*Exercise material*:
○ ○ ○ ○ ○

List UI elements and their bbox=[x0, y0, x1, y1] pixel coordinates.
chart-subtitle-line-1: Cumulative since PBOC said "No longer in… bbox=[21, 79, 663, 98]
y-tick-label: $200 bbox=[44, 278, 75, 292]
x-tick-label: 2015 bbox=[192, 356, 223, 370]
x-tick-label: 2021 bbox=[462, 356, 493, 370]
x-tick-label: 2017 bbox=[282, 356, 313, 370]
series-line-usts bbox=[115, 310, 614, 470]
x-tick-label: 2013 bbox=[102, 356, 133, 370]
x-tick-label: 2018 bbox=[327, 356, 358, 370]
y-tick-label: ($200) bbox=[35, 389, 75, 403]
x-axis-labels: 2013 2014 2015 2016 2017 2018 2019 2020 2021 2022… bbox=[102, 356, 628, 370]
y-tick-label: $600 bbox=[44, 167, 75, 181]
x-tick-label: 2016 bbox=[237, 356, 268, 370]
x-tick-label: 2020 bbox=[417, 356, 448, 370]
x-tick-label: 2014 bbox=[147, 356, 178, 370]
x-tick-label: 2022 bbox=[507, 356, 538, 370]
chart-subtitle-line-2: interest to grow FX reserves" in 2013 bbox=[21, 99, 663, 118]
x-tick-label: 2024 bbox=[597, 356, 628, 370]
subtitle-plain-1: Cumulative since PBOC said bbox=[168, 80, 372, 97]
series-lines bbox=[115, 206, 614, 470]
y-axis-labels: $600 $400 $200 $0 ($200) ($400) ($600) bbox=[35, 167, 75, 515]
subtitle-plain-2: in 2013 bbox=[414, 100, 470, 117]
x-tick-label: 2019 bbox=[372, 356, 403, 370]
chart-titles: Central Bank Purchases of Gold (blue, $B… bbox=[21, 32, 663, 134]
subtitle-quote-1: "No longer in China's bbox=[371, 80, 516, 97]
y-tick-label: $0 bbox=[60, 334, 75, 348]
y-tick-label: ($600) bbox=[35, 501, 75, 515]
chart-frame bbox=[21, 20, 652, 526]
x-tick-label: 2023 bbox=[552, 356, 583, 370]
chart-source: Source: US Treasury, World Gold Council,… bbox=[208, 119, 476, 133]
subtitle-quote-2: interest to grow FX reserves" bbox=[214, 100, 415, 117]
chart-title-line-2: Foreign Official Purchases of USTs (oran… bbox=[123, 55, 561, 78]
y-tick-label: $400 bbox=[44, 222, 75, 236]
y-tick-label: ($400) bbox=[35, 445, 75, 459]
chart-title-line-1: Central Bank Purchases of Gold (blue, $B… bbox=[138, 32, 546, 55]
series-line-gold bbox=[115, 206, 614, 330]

○ ○ ○ ○ ○

*Directive*:
Please swap "x-tick-label" for "x-axis-tick" in every one of the lines above and write them all out again, with nothing else changed.

*The answer*:
List UI elements and their bbox=[x0, y0, x1, y1] pixel coordinates.
chart-subtitle-line-1: Cumulative since PBOC said "No longer in… bbox=[21, 79, 663, 98]
y-tick-label: $200 bbox=[44, 278, 75, 292]
x-axis-tick: 2015 bbox=[192, 356, 223, 370]
x-axis-tick: 2021 bbox=[462, 356, 493, 370]
x-axis-tick: 2017 bbox=[282, 356, 313, 370]
series-line-usts bbox=[115, 310, 614, 470]
x-axis-tick: 2013 bbox=[102, 356, 133, 370]
x-axis-tick: 2018 bbox=[327, 356, 358, 370]
y-tick-label: ($200) bbox=[35, 389, 75, 403]
x-axis-labels: 2013 2014 2015 2016 2017 2018 2019 2020 2021 2022… bbox=[102, 356, 628, 370]
y-tick-label: $600 bbox=[44, 167, 75, 181]
x-axis-tick: 2016 bbox=[237, 356, 268, 370]
x-axis-tick: 2020 bbox=[417, 356, 448, 370]
x-axis-tick: 2014 bbox=[147, 356, 178, 370]
x-axis-tick: 2022 bbox=[507, 356, 538, 370]
chart-subtitle-line-2: interest to grow FX reserves" in 2013 bbox=[21, 99, 663, 118]
x-axis-tick: 2024 bbox=[597, 356, 628, 370]
subtitle-plain-1: Cumulative since PBOC said bbox=[168, 80, 372, 97]
series-lines bbox=[115, 206, 614, 470]
y-axis-labels: $600 $400 $200 $0 ($200) ($400) ($600) bbox=[35, 167, 75, 515]
subtitle-plain-2: in 2013 bbox=[414, 100, 470, 117]
x-axis-tick: 2019 bbox=[372, 356, 403, 370]
chart-titles: Central Bank Purchases of Gold (blue, $B… bbox=[21, 32, 663, 134]
subtitle-quote-1: "No longer in China's bbox=[371, 80, 516, 97]
y-tick-label: $0 bbox=[60, 334, 75, 348]
y-tick-label: ($600) bbox=[35, 501, 75, 515]
chart-frame bbox=[21, 20, 652, 526]
x-axis-tick: 2023 bbox=[552, 356, 583, 370]
chart-source: Source: US Treasury, World Gold Council,… bbox=[208, 119, 476, 133]
subtitle-quote-2: interest to grow FX reserves" bbox=[214, 100, 415, 117]
chart-title-line-2: Foreign Official Purchases of USTs (oran… bbox=[123, 55, 561, 78]
y-tick-label: $400 bbox=[44, 222, 75, 236]
y-tick-label: ($400) bbox=[35, 445, 75, 459]
chart-title-line-1: Central Bank Purchases of Gold (blue, $B… bbox=[138, 32, 546, 55]
series-line-gold bbox=[115, 206, 614, 330]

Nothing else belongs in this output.